• **Goal of the exercise**
Reproduce the data in its entirety, exactly as supplied.

• **Raw data**
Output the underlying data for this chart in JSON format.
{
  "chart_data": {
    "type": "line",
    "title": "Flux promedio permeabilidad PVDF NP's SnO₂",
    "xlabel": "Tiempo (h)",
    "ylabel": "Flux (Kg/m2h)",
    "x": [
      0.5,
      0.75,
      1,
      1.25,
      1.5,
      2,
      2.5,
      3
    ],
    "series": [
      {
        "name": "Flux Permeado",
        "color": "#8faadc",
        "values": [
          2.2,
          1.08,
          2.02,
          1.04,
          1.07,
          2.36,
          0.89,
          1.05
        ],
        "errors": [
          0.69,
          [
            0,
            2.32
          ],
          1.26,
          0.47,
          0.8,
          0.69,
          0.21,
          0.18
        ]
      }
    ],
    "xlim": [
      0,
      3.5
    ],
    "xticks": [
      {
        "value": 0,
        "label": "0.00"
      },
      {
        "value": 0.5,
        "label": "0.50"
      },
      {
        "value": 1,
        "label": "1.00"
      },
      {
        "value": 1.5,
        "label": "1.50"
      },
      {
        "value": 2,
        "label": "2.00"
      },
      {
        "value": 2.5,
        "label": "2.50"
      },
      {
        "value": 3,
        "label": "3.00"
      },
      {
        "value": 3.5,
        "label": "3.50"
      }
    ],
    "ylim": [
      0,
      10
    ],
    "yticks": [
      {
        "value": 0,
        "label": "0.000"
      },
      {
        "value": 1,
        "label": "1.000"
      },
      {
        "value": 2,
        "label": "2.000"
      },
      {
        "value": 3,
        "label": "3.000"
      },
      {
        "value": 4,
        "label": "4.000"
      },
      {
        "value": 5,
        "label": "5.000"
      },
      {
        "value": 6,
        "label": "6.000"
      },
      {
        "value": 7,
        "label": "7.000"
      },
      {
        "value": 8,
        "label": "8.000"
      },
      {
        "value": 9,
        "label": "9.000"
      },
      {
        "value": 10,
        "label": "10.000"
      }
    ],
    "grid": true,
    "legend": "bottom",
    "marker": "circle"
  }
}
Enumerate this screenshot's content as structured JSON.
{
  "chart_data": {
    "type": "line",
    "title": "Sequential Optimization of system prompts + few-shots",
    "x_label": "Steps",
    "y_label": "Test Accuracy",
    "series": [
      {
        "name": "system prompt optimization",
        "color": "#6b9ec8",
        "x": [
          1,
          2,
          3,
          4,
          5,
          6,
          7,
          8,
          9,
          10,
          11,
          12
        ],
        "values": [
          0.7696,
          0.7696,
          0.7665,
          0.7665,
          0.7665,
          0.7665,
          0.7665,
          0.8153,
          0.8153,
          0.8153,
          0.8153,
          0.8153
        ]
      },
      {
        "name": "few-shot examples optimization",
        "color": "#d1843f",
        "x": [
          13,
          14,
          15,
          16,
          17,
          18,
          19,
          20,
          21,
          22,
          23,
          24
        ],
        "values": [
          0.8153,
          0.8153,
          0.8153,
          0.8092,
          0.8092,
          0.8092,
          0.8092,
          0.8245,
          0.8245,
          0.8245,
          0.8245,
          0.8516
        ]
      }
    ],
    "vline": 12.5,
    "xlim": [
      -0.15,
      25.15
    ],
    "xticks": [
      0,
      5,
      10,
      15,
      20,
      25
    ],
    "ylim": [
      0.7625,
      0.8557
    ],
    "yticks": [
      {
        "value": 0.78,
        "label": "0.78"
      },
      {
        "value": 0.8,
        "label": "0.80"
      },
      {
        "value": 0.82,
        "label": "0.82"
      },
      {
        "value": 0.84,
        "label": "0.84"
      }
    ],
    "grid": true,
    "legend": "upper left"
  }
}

• **Written reply**
Output the underlying data for this chart in JSON format.
{
  "chart_data": {
    "type": "line",
    "title": "Flux promedio permeabilidad PVDF NP's SnO₂",
    "xlabel": "Tiempo (h)",
    "ylabel": "Flux (Kg/m2h)",
    "x": [
      0.5,
      0.75,
      1,
      1.25,
      1.5,
      2,
      2.5,
      3
    ],
    "series": [
      {
        "name": "Flux Permeado",
        "color": "#8faadc",
        "values": [
          2.2,
          1.08,
          2.02,
          1.04,
          1.07,
          2.36,
          0.89,
          1.05
        ],
        "errors": [
          0.69,
          [
            0,
            2.32
          ],
          1.26,
          0.47,
          0.8,
          0.69,
          0.21,
          0.18
        ]
      }
    ],
    "xlim": [
      0,
      3.5
    ],
    "xticks": [
      {
        "value": 0,
        "label": "0.00"
      },
      {
        "value": 0.5,
        "label": "0.50"
      },
      {
        "value": 1,
        "label": "1.00"
      },
      {
        "value": 1.5,
        "label": "1.50"
      },
      {
        "value": 2,
        "label": "2.00"
      },
      {
        "value": 2.5,
        "label": "2.50"
      },
      {
        "value": 3,
        "label": "3.00"
      },
      {
        "value": 3.5,
        "label": "3.50"
      }
    ],
    "ylim": [
      0,
      10
    ],
    "yticks": [
      {
        "value": 0,
        "label": "0.000"
      },
      {
        "value": 1,
        "label": "1.000"
      },
      {
        "value": 2,
        "label": "2.000"
      },
      {
        "value": 3,
        "label": "3.000"
      },
      {
        "value": 4,
        "label": "4.000"
      },
      {
        "value": 5,
        "label": "5.000"
      },
      {
        "value": 6,
        "label": "6.000"
      },
      {
        "value": 7,
        "label": "7.000"
      },
      {
        "value": 8,
        "label": "8.000"
      },
      {
        "value": 9,
        "label": "9.000"
      },
      {
        "value": 10,
        "label": "10.000"
      }
    ],
    "grid": true,
    "legend": "bottom",
    "marker": "circle"
  }
}
Enumerate this screenshot's content as structured JSON.
{
  "chart_data": {
    "type": "line",
    "title": "Sequential Optimization of system prompts + few-shots",
    "x_label": "Steps",
    "y_label": "Test Accuracy",
    "series": [
      {
        "name": "system prompt optimization",
        "color": "#6b9ec8",
        "x": [
          1,
          2,
          3,
          4,
          5,
          6,
          7,
          8,
          9,
          10,
          11,
          12
        ],
        "values": [
          0.7696,
          0.7696,
          0.7665,
          0.7665,
          0.7665,
          0.7665,
          0.7665,
          0.8153,
          0.8153,
          0.8153,
          0.8153,
          0.8153
        ]
      },
      {
        "name": "few-shot examples optimization",
        "color": "#d1843f",
        "x": [
          13,
          14,
          15,
          16,
          17,
          18,
          19,
          20,
          21,
          22,
          23,
          24
        ],
        "values": [
          0.8153,
          0.8153,
          0.8153,
          0.8092,
          0.8092,
          0.8092,
          0.8092,
          0.8245,
          0.8245,
          0.8245,
          0.8245,
          0.8516
        ]
      }
    ],
    "vline": 12.5,
    "xlim": [
      -0.15,
      25.15
    ],
    "xticks": [
      0,
      5,
      10,
      15,
      20,
      25
    ],
    "ylim": [
      0.7625,
      0.8557
    ],
    "yticks": [
      {
        "value": 0.78,
        "label": "0.78"
      },
      {
        "value": 0.8,
        "label": "0.80"
      },
      {
        "value": 0.82,
        "label": "0.82"
      },
      {
        "value": 0.84,
        "label": "0.84"
      }
    ],
    "grid": true,
    "legend": "upper left"
  }
}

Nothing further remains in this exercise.